**GIVEN TASK:**
Please return the entries unchanged, running from the first line through the line that contains "stone-number: 92: [37, 21, 45, 28]", with both ends included.

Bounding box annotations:
###

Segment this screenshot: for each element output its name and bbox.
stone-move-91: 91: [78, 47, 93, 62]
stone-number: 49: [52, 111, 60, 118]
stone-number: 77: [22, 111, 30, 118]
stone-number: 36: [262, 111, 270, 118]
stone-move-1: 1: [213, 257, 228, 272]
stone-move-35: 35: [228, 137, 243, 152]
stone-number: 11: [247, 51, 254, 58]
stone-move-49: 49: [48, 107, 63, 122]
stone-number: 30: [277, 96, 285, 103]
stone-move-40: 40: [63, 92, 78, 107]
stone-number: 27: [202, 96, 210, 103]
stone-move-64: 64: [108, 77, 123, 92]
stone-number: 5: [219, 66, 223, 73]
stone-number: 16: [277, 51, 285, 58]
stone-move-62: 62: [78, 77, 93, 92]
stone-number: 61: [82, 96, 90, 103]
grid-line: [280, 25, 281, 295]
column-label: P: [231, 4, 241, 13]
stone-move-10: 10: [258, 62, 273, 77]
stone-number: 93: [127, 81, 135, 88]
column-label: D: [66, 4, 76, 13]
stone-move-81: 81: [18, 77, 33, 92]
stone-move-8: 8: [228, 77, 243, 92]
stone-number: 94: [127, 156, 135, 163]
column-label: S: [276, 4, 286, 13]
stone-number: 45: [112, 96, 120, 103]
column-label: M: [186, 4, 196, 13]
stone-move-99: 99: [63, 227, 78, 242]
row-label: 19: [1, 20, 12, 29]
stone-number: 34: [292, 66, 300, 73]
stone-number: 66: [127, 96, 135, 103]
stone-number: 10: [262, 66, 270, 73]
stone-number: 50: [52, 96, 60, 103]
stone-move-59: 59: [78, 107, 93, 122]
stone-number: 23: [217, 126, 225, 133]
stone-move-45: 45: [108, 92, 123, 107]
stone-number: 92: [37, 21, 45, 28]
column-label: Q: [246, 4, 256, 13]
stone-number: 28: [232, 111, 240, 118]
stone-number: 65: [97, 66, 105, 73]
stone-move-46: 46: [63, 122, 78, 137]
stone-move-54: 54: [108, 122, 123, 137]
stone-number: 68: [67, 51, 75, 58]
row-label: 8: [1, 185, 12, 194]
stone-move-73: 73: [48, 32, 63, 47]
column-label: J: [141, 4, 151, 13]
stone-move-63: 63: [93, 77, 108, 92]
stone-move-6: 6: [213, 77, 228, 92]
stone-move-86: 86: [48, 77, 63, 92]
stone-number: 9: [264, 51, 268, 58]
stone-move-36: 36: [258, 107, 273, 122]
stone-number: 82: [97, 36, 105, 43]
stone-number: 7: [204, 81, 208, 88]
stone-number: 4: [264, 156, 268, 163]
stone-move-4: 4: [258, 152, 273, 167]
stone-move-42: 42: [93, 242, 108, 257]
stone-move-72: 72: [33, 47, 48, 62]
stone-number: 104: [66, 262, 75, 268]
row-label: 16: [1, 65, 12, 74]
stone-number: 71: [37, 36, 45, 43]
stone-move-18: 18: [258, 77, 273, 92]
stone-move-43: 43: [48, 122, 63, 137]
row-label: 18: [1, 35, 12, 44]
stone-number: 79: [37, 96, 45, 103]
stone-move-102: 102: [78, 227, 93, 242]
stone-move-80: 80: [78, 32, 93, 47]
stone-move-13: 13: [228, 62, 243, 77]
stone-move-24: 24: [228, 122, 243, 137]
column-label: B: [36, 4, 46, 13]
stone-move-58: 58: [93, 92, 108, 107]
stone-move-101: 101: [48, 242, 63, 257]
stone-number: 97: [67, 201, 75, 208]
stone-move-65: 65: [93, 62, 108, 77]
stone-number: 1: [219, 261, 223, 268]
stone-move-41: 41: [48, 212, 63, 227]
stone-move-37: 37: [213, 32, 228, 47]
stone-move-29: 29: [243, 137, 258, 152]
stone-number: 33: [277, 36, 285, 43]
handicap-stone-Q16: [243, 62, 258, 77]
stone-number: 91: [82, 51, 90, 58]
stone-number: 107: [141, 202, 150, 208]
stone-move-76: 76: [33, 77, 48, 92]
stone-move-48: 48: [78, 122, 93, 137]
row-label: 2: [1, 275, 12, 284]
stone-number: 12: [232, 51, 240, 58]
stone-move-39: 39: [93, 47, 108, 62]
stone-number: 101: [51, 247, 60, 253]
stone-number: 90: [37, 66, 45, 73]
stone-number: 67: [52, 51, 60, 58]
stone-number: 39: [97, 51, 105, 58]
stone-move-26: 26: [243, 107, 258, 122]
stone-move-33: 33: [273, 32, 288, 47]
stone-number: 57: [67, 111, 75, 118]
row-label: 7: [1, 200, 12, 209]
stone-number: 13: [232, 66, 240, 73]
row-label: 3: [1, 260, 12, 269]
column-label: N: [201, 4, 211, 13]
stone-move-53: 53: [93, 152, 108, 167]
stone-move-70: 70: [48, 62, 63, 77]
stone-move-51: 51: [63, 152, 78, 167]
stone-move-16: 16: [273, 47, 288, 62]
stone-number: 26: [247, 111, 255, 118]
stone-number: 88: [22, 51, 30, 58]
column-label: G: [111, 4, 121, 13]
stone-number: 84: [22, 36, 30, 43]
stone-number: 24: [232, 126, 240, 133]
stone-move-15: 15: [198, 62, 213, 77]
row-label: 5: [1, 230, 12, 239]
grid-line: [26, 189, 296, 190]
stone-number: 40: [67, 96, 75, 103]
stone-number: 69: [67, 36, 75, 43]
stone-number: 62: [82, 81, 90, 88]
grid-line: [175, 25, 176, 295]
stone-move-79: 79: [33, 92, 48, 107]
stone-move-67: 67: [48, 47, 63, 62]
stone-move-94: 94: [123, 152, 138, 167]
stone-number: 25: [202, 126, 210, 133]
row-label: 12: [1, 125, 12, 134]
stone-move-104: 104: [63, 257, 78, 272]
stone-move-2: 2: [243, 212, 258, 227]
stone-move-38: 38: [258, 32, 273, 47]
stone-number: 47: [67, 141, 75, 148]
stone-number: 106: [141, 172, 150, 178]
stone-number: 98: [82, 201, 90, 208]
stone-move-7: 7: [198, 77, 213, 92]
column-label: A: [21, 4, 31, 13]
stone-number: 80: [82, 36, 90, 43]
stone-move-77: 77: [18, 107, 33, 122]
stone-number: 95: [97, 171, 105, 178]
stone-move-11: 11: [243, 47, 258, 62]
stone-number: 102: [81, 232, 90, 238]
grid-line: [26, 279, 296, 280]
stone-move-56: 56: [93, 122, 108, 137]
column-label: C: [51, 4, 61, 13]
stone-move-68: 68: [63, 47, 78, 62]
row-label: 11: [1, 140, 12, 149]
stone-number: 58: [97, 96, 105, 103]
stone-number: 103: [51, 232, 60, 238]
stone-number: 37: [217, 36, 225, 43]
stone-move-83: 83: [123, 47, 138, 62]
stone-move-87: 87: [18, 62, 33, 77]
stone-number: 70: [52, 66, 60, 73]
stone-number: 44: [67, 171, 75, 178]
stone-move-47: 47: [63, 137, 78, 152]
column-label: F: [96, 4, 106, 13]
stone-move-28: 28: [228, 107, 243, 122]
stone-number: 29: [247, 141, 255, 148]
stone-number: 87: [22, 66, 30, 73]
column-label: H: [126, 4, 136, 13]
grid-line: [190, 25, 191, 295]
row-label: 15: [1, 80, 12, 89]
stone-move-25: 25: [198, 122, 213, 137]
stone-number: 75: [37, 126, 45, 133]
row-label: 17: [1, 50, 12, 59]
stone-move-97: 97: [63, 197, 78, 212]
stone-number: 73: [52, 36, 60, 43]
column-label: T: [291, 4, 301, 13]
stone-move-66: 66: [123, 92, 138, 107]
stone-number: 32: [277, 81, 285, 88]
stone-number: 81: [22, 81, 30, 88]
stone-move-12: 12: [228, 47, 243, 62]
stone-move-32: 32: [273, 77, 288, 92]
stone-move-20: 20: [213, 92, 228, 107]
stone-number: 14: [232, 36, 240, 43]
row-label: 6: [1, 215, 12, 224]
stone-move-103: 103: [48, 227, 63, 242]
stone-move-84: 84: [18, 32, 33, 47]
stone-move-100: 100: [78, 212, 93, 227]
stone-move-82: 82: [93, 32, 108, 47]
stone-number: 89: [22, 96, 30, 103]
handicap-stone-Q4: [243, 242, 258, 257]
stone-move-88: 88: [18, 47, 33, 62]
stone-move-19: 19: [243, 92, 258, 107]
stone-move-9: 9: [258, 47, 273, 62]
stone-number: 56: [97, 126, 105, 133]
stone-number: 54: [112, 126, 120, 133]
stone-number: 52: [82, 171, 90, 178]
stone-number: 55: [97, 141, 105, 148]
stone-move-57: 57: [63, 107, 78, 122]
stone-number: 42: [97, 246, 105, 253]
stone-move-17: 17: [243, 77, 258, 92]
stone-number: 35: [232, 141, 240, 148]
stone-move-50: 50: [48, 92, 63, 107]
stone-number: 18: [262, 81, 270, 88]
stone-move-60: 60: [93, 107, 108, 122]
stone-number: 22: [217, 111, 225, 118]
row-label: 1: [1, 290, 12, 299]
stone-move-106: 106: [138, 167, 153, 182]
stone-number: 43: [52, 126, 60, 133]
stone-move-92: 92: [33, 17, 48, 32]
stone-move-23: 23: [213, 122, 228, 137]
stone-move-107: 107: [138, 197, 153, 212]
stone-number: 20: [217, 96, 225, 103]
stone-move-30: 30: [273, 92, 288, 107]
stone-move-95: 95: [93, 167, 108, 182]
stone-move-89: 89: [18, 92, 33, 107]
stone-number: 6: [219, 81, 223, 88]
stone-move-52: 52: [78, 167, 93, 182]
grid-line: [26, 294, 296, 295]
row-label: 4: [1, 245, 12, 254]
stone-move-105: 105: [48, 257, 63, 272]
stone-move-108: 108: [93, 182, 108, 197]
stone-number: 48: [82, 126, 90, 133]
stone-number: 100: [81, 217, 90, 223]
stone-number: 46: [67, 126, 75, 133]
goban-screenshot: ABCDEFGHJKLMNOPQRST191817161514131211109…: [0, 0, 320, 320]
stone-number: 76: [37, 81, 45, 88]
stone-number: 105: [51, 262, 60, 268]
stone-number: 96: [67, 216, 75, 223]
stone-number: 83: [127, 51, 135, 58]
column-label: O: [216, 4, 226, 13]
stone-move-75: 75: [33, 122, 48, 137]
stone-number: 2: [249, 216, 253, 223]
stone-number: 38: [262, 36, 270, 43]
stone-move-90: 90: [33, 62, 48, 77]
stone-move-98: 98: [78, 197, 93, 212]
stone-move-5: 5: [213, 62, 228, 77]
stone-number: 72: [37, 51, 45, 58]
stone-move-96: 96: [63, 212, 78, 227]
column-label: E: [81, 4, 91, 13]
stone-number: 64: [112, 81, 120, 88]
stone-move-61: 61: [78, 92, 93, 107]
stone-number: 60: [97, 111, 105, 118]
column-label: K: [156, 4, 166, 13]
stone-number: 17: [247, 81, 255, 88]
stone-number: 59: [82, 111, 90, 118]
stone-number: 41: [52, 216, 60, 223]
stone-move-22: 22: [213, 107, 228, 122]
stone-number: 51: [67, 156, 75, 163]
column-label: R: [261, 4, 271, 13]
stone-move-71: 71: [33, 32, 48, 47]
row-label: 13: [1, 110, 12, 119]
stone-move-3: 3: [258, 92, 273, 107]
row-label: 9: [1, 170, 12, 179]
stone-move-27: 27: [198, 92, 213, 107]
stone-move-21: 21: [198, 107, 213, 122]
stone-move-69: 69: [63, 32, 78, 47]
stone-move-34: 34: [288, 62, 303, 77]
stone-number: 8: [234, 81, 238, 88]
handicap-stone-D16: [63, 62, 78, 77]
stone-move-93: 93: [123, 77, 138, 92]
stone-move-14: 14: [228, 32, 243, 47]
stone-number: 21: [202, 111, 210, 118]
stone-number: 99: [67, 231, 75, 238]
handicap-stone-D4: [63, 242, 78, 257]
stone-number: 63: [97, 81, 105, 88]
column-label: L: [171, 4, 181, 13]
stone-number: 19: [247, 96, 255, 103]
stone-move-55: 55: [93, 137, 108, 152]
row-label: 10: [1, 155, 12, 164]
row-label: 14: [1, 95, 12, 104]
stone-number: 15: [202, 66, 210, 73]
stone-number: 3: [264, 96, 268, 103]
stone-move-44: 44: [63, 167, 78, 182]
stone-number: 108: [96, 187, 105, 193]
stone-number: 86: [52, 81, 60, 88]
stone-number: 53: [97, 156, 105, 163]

###

**FULL ANSWER:**
Segment this screenshot: for each element output its name and bbox.
stone-move-91: 91: [78, 47, 93, 62]
stone-number: 49: [52, 111, 60, 118]
stone-number: 77: [22, 111, 30, 118]
stone-number: 36: [262, 111, 270, 118]
stone-move-1: 1: [213, 257, 228, 272]
stone-move-35: 35: [228, 137, 243, 152]
stone-number: 11: [247, 51, 254, 58]
stone-move-49: 49: [48, 107, 63, 122]
stone-number: 30: [277, 96, 285, 103]
stone-move-40: 40: [63, 92, 78, 107]
stone-number: 27: [202, 96, 210, 103]
stone-move-64: 64: [108, 77, 123, 92]
stone-number: 5: [219, 66, 223, 73]
stone-number: 16: [277, 51, 285, 58]
stone-move-62: 62: [78, 77, 93, 92]
stone-number: 61: [82, 96, 90, 103]
grid-line: [280, 25, 281, 295]
column-label: P: [231, 4, 241, 13]
stone-move-10: 10: [258, 62, 273, 77]
stone-number: 93: [127, 81, 135, 88]
column-label: D: [66, 4, 76, 13]
stone-move-81: 81: [18, 77, 33, 92]
stone-move-8: 8: [228, 77, 243, 92]
stone-number: 94: [127, 156, 135, 163]
column-label: S: [276, 4, 286, 13]
stone-number: 45: [112, 96, 120, 103]
column-label: M: [186, 4, 196, 13]
stone-move-99: 99: [63, 227, 78, 242]
row-label: 19: [1, 20, 12, 29]
stone-number: 34: [292, 66, 300, 73]
stone-number: 66: [127, 96, 135, 103]
stone-number: 10: [262, 66, 270, 73]
stone-number: 50: [52, 96, 60, 103]
stone-move-59: 59: [78, 107, 93, 122]
stone-number: 23: [217, 126, 225, 133]
stone-move-45: 45: [108, 92, 123, 107]
stone-number: 92: [37, 21, 45, 28]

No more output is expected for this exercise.